◆ **The problem**
Every line of the material is to be quoted verbatim, minus the pictures.

* start Data for this exercise *

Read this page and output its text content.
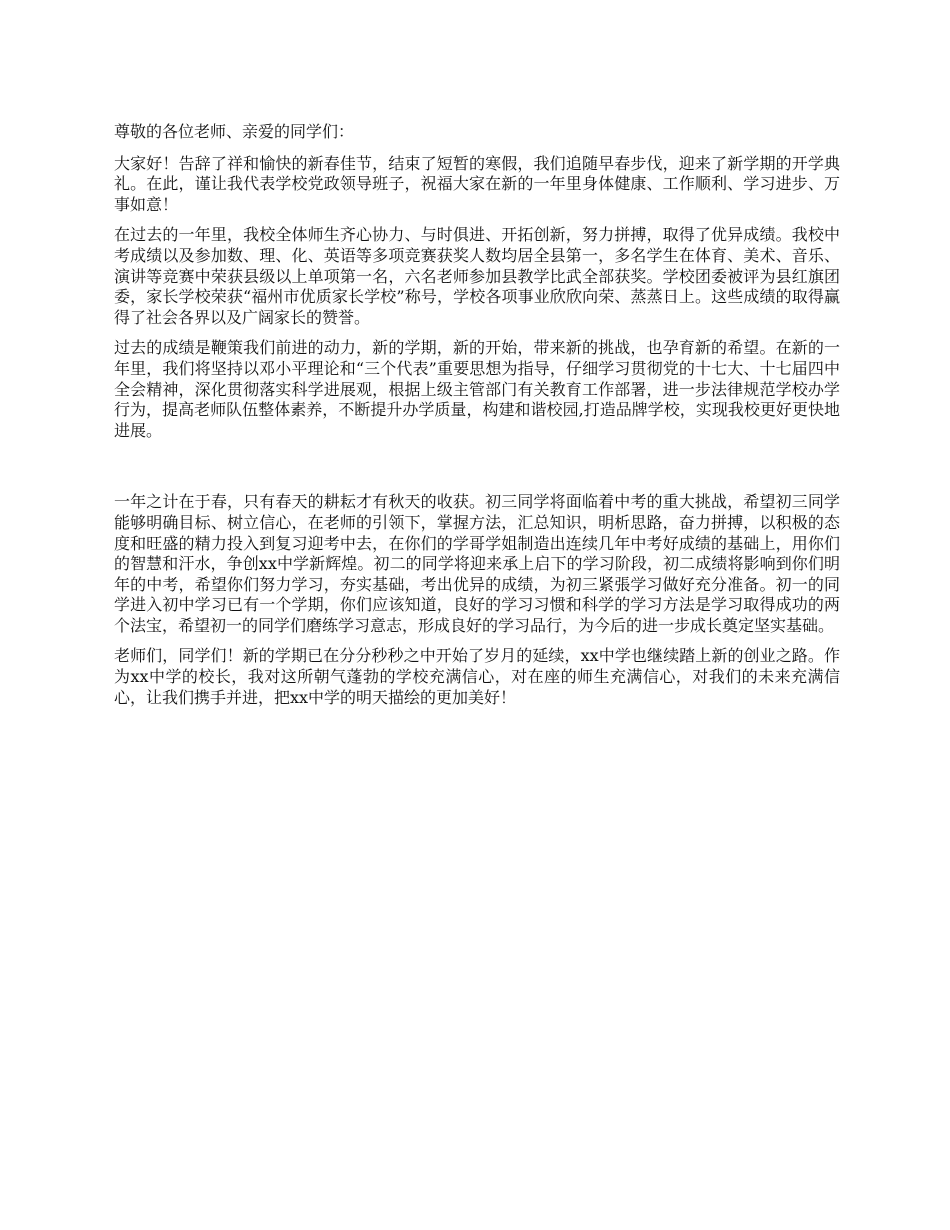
尊敬的各位老师、亲爱的同学们：

大家好！告辞了祥和愉快的新春佳节，结束了短暂的寒假，我们追随早春步伐，迎来了新学期的开学典礼。在此，谨让我代表学校党政领导班子，祝福大家在新的一年里身体健康、工作顺利、学习进步、万事如意！

在过去的一年里，我校全体师生齐心协力、与时俱进、开拓创新，努力拼搏，取得了优异成绩。我校中考成绩以及参加数、理、化、英语等多项竞赛获奖人数均居全县第一，多名学生在体育、美术、音乐、演讲等竞赛中荣获县级以上单项第一名，六名老师参加县教学比武全部获奖。学校团委被评为县红旗团委，家长学校荣获“福州市优质家长学校”称号，学校各项事业欣欣向荣、蒸蒸日上。这些成绩的取得赢得了社会各界以及广阔家长的赞誉。

过去的成绩是鞭策我们前进的动力，新的学期，新的开始，带来新的挑战，也孕育新的希望。在新的一年里，我们将坚持以邓小平理论和“三个代表”重要思想为指导，仔细学习贯彻党的十七大、十七届四中全会精神，深化贯彻落实科学进展观，根据上级主管部门有关教育工作部署，进一步法律规范学校办学行为，提高老师队伍整体素养，不断提升办学质量，构建和谐校园,打造品牌学校，实现我校更好更快地进展。

一年之计在于春，只有春天的耕耘才有秋天的收获。初三同学将面临着中考的重大挑战，希望初三同学能够明确目标、树立信心，在老师的引领下，掌握方法，汇总知识，明析思路，奋力拼搏，以积极的态度和旺盛的精力投入到复习迎考中去，在你们的学哥学姐制造出连续几年中考好成绩的基础上，用你们的智慧和汗水，争创xx中学新辉煌。初二的同学将迎来承上启下的学习阶段，初二成绩将影响到你们明年的中考，希望你们努力学习，夯实基础，考出优异的成绩，为初三紧張学习做好充分准备。初一的同学进入初中学习已有一个学期，你们应该知道，良好的学习习惯和科学的学习方法是学习取得成功的两个法宝，希望初一的同学们磨练学习意志，形成良好的学习品行，为今后的进一步成长奠定坚实基础。

老师们，同学们！新的学期已在分分秒秒之中开始了岁月的延续，xx中学也继续踏上新的创业之路。作为xx中学的校长，我对这所朝气蓬勃的学校充满信心，对在座的师生充满信心，对我们的未来充满信心，让我们携手并进，把xx中学的明天描绘的更加美好！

* end Data for this exercise *

◆ **Full solution**
Read this page and output its text content.
尊敬的各位老师、亲爱的同学们：

大家好！告辞了祥和愉快的新春佳节，结束了短暂的寒假，我们追随早春步伐，迎来了新学期的开学典礼。在此，谨让我代表学校党政领导班子，祝福大家在新的一年里身体健康、工作顺利、学习进步、万事如意！

在过去的一年里，我校全体师生齐心协力、与时俱进、开拓创新，努力拼搏，取得了优异成绩。我校中考成绩以及参加数、理、化、英语等多项竞赛获奖人数均居全县第一，多名学生在体育、美术、音乐、演讲等竞赛中荣获县级以上单项第一名，六名老师参加县教学比武全部获奖。学校团委被评为县红旗团委，家长学校荣获“福州市优质家长学校”称号，学校各项事业欣欣向荣、蒸蒸日上。这些成绩的取得赢得了社会各界以及广阔家长的赞誉。

过去的成绩是鞭策我们前进的动力，新的学期，新的开始，带来新的挑战，也孕育新的希望。在新的一年里，我们将坚持以邓小平理论和“三个代表”重要思想为指导，仔细学习贯彻党的十七大、十七届四中全会精神，深化贯彻落实科学进展观，根据上级主管部门有关教育工作部署，进一步法律规范学校办学行为，提高老师队伍整体素养，不断提升办学质量，构建和谐校园,打造品牌学校，实现我校更好更快地进展。

一年之计在于春，只有春天的耕耘才有秋天的收获。初三同学将面临着中考的重大挑战，希望初三同学能够明确目标、树立信心，在老师的引领下，掌握方法，汇总知识，明析思路，奋力拼搏，以积极的态度和旺盛的精力投入到复习迎考中去，在你们的学哥学姐制造出连续几年中考好成绩的基础上，用你们的智慧和汗水，争创xx中学新辉煌。初二的同学将迎来承上启下的学习阶段，初二成绩将影响到你们明年的中考，希望你们努力学习，夯实基础，考出优异的成绩，为初三紧張学习做好充分准备。初一的同学进入初中学习已有一个学期，你们应该知道，良好的学习习惯和科学的学习方法是学习取得成功的两个法宝，希望初一的同学们磨练学习意志，形成良好的学习品行，为今后的进一步成长奠定坚实基础。

老师们，同学们！新的学期已在分分秒秒之中开始了岁月的延续，xx中学也继续踏上新的创业之路。作为xx中学的校长，我对这所朝气蓬勃的学校充满信心，对在座的师生充满信心，对我们的未来充满信心，让我们携手并进，把xx中学的明天描绘的更加美好！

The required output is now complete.